◆ Passage to read
:::::
General test
The answers provide several solutions, so I decided to figure out which one is the most effective.
Solutions
- HashSet based by
Óscar López
- Stream based by
Bilesh Ganguly
- Foreach based by
Ruchira Gayan Ranaweera
- HashMap based by
ikarayel
What we have
- Two
String
arrays that contain 50% of the common elements.
- Every element in each array is unique, so there are no duplicates
Testing code
public static void startTest(String name, Runnable test){
long start = System.nanoTime();
test.run();
long end = System.nanoTime();
System.out.println(name + ": " + (end - start) / 1000000. + " ms");
}
With use:
startTest("HashMap", () -> intersectHashMap(arr1, arr2));
startTest("HashSet", () -> intersectHashSet(arr1, arr2));
startTest("Foreach", () -> intersectForeach(arr1, arr2));
startTest("Stream ", () -> intersectStream(arr1, arr2));
Solutions code:
HashSet
public static String[] intersectHashSet(String[] arr1, String[] arr2){
HashSet<String> set = new HashSet<>(Arrays.asList(arr1));
set.retainAll(Arrays.asList(arr2));
return set.toArray(new String[0]);
}
Stream
public static String[] intersectStream(String[] arr1, String[] arr2){
return Arrays.stream(arr1)
.distinct()
.filter(x -> Arrays.asList(arr2).contains(x))
.toArray(String[]::new);
}
Foreach
public static String[] intersectForeach(String[] arr1, String[] arr2){
ArrayList<String> result = new ArrayList<>();
for(int i = 0; i < arr1.length; i++){
for(int r = 0; r < arr2.length; r++){
if(arr1[i].equals(arr2[r]))
result.add(arr1[i]);
}
}
return result.toArray(new String[0]);
}
HashMap
public static String[] intersectHashMap(String[] arr1, String[] arr2){
HashMap<String, Integer> map = new HashMap<>();
for (int i = 0; i < arr1.length; i++)
:::::
◆ Input
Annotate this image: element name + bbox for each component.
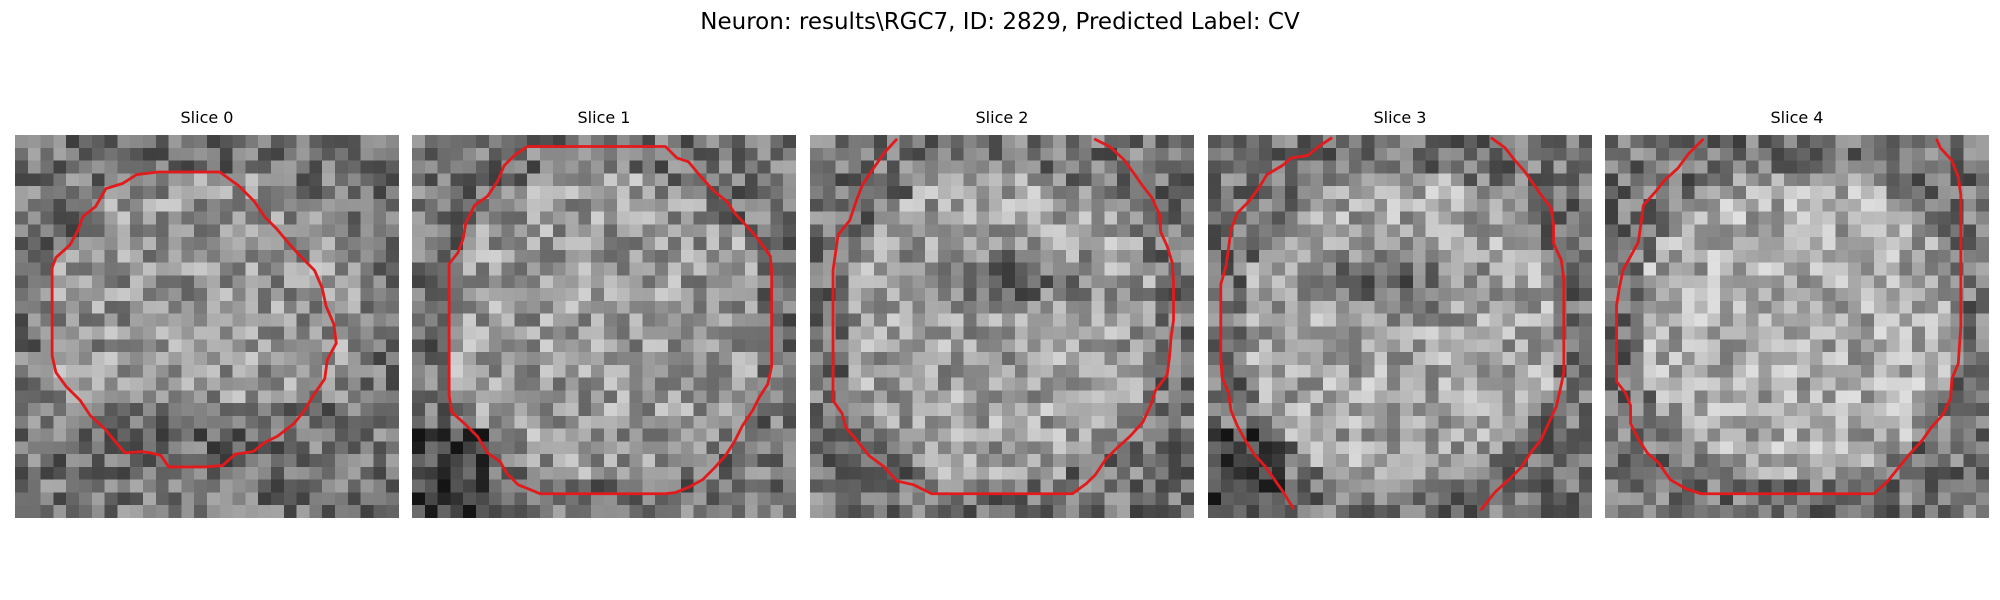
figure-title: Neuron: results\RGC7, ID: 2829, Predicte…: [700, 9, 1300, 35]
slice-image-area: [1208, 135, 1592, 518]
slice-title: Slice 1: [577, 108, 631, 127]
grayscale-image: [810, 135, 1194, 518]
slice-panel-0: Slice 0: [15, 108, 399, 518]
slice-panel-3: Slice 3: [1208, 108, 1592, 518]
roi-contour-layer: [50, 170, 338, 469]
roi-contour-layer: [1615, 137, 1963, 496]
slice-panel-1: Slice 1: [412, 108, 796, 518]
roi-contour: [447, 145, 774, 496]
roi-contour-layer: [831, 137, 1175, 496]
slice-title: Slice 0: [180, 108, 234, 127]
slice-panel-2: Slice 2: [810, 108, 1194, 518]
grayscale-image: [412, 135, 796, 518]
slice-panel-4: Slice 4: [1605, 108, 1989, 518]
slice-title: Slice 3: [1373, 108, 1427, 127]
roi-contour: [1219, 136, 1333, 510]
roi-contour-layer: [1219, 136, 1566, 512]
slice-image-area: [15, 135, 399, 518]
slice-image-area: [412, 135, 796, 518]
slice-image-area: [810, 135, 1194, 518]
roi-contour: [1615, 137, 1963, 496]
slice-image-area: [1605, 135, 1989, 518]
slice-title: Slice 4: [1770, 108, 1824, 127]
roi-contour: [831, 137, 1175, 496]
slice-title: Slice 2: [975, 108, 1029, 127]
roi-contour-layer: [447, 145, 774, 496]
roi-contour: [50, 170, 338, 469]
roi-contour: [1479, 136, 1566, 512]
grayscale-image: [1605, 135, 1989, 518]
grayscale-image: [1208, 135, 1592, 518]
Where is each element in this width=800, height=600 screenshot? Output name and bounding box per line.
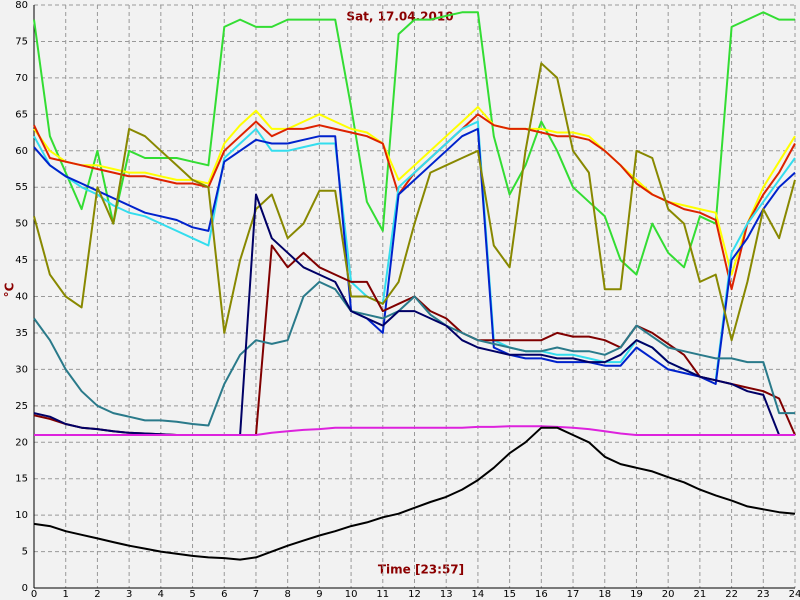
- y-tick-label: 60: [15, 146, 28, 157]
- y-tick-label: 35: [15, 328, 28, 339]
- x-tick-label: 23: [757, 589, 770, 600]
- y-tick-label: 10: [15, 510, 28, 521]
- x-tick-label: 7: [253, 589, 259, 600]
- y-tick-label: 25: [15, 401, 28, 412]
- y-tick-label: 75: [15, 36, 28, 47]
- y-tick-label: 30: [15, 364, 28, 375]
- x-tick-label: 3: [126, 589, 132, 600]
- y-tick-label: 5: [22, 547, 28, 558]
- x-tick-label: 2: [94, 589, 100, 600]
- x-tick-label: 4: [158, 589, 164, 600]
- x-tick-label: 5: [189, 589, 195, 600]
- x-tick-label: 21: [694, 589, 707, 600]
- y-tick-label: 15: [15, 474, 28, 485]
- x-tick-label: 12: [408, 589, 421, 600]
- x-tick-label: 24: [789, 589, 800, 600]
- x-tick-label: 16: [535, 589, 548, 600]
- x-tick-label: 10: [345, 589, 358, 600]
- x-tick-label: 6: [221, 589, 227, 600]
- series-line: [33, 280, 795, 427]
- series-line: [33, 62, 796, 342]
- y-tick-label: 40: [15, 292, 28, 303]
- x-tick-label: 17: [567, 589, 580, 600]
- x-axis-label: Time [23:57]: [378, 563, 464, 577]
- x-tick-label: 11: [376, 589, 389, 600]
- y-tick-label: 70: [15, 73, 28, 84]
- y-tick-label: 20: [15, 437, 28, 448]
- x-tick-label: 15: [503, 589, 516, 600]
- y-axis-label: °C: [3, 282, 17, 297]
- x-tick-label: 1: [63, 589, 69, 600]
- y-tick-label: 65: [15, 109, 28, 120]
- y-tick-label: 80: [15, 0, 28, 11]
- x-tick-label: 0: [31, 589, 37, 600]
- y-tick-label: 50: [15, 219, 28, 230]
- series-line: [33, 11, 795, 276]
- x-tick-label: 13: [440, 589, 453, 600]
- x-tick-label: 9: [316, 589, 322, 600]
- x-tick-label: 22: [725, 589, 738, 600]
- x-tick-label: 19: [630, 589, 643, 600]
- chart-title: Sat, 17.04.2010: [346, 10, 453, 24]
:::::
◆ Exercise set
A) Copy out the rows word for word, from the first row through the line containing "Where is each", inclusive, and leave out the pictures.
B) Write the next part of the text comparing Java array intersection methods, picking up after its last line.
The benchmark text and the rows were taken from unrelated sources.

◆ Replies
A)
Annotate this image: element name + bbox for each component.
figure-title: Neuron: results\RGC7, ID: 2829, Predicte…: [700, 9, 1300, 35]
slice-image-area: [1208, 135, 1592, 518]
slice-title: Slice 1: [577, 108, 631, 127]
grayscale-image: [810, 135, 1194, 518]
slice-panel-0: Slice 0: [15, 108, 399, 518]
slice-panel-3: Slice 3: [1208, 108, 1592, 518]
roi-contour-layer: [50, 170, 338, 469]
roi-contour-layer: [1615, 137, 1963, 496]
slice-panel-1: Slice 1: [412, 108, 796, 518]
roi-contour: [447, 145, 774, 496]
roi-contour-layer: [831, 137, 1175, 496]
slice-title: Slice 0: [180, 108, 234, 127]
slice-panel-2: Slice 2: [810, 108, 1194, 518]
grayscale-image: [412, 135, 796, 518]
slice-panel-4: Slice 4: [1605, 108, 1989, 518]
slice-title: Slice 3: [1373, 108, 1427, 127]
roi-contour: [1219, 136, 1333, 510]
roi-contour-layer: [1219, 136, 1566, 512]
slice-image-area: [15, 135, 399, 518]
slice-image-area: [412, 135, 796, 518]
slice-image-area: [810, 135, 1194, 518]
roi-contour: [1615, 137, 1963, 496]
slice-image-area: [1605, 135, 1989, 518]
slice-title: Slice 4: [1770, 108, 1824, 127]
roi-contour: [831, 137, 1175, 496]
slice-title: Slice 2: [975, 108, 1029, 127]
roi-contour-layer: [447, 145, 774, 496]
roi-contour: [50, 170, 338, 469]
roi-contour: [1479, 136, 1566, 512]
grayscale-image: [1605, 135, 1989, 518]
grayscale-image: [1208, 135, 1592, 518]
Where is each element in this width=800, height=600 screenshot? Output name and bounding box per line.

B)
map.put(arr1[i], 1);
ArrayList<String> result = new ArrayList<>();
for(int i = 0; i < arr2.length; i++)
if(map.containsKey(arr2[i]))
result.add(arr2[i]);
return result.toArray(new String[0]);
}
Testing process
Let's see what happens if we give the methods an array of 20
elements:
HashMap: 0.105 ms
HashSet: 0.2185 ms
Foreach: 0.041 ms
Stream : 7.3629 ms
As we can see, the Foreach method does the best job. But the Stream method is almost 180 times slower.
Let's continue the test with 500
elements:
HashMap: 0.7147 ms
HashSet: 4.882 ms
Foreach: 7.8314 ms
Stream : 10.6681 ms
In this case, the results have changed dramatically. Now the most efficient is the HashMap method.
Next test with 10 000
elements:
HashMap: 4.875 ms
HashSet: 316.2864 ms
Foreach: 505.6547 ms
Stream : 292.6572 ms
The fastest is still the HashMap method. And the Foreach method has become quite slow.
Results
If there are < 50 elements, then it is best to use the Foreach
method. He strongly breaks away in speed in this category.
In this case, the top of the best will look like this:
Foreach
HashMap
HashSet
Stream
- Better not to use in this case
But if you need to process big data, then the best option would be use the HashMap
based method.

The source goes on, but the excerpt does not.